— Given exercise —
Make an exact copy of all the material below, apart from the pictures.

— Records for this task —
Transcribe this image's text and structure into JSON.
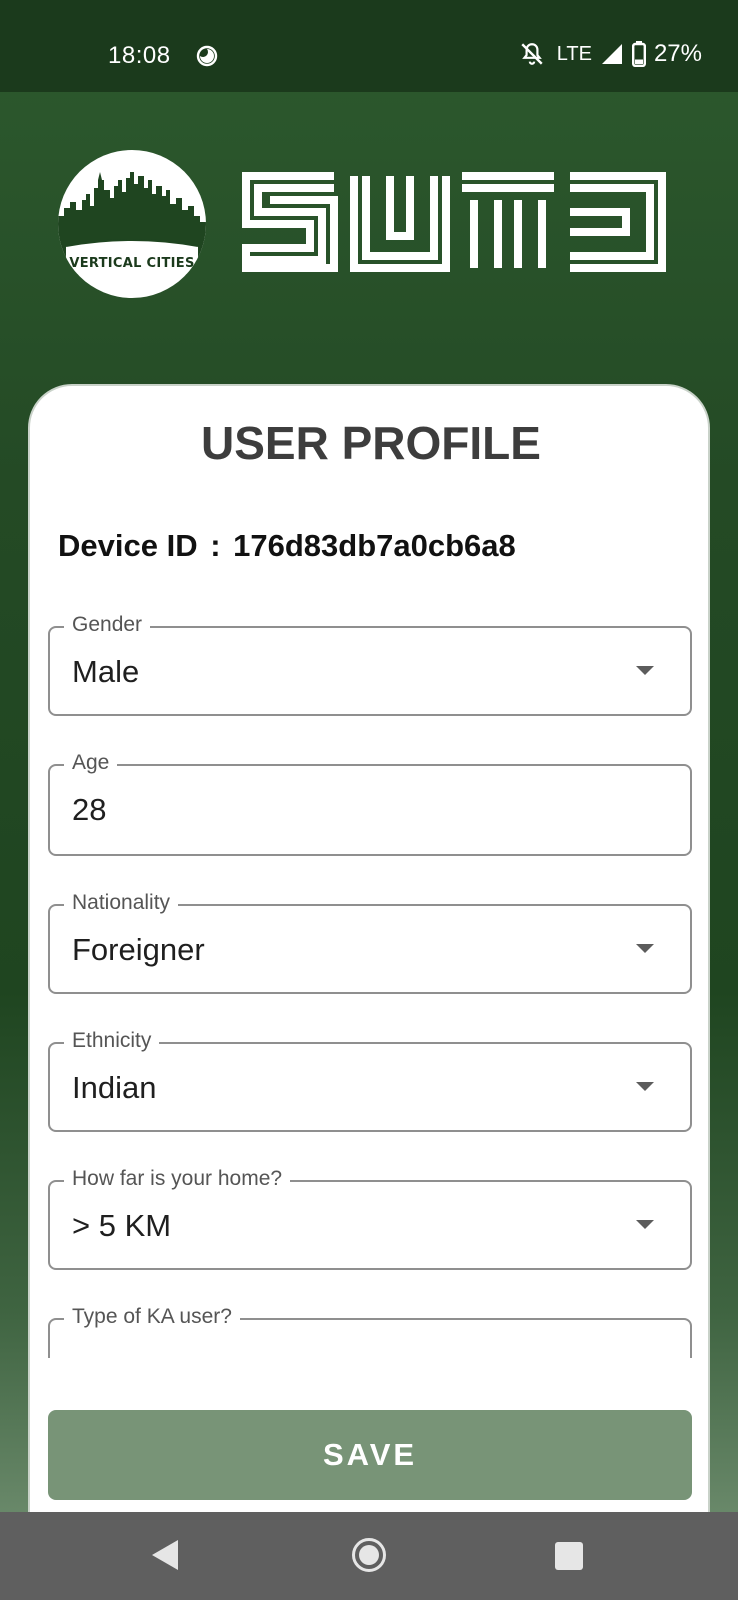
{
  "status_bar": {
    "time": "18:08",
    "network": "LTE",
    "battery": "27%"
  },
  "header": {
    "circle_logo_text": "VERTICAL CITIES",
    "brand_logo": "SUTD"
  },
  "card": {
    "title": "USER PROFILE",
    "device_id_label": "Device ID",
    "device_id_value": "176d83db7a0cb6a8"
  },
  "form": {
    "fields": [
      {
        "label": "Gender",
        "value": "Male",
        "type": "dropdown"
      },
      {
        "label": "Age",
        "value": "28",
        "type": "text"
      },
      {
        "label": "Nationality",
        "value": "Foreigner",
        "type": "dropdown"
      },
      {
        "label": "Ethnicity",
        "value": "Indian",
        "type": "dropdown"
      },
      {
        "label": "How far is your home?",
        "value": "> 5 KM",
        "type": "dropdown"
      },
      {
        "label": "Type of KA user?",
        "value": "",
        "type": "dropdown"
      }
    ],
    "save_label": "SAVE"
  },
  "colors": {
    "background": "#1f4520",
    "status_bar": "#1b3a1c",
    "save_button": "#789477",
    "nav_bar": "#5f5f5f"
  }
}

— Exercise solution —
Transcribe this image's text and structure into JSON.
{
  "status_bar": {
    "time": "18:08",
    "network": "LTE",
    "battery": "27%"
  },
  "header": {
    "circle_logo_text": "VERTICAL CITIES",
    "brand_logo": "SUTD"
  },
  "card": {
    "title": "USER PROFILE",
    "device_id_label": "Device ID",
    "device_id_value": "176d83db7a0cb6a8"
  },
  "form": {
    "fields": [
      {
        "label": "Gender",
        "value": "Male",
        "type": "dropdown"
      },
      {
        "label": "Age",
        "value": "28",
        "type": "text"
      },
      {
        "label": "Nationality",
        "value": "Foreigner",
        "type": "dropdown"
      },
      {
        "label": "Ethnicity",
        "value": "Indian",
        "type": "dropdown"
      },
      {
        "label": "How far is your home?",
        "value": "> 5 KM",
        "type": "dropdown"
      },
      {
        "label": "Type of KA user?",
        "value": "",
        "type": "dropdown"
      }
    ],
    "save_label": "SAVE"
  },
  "colors": {
    "background": "#1f4520",
    "status_bar": "#1b3a1c",
    "save_button": "#789477",
    "nav_bar": "#5f5f5f"
  }
}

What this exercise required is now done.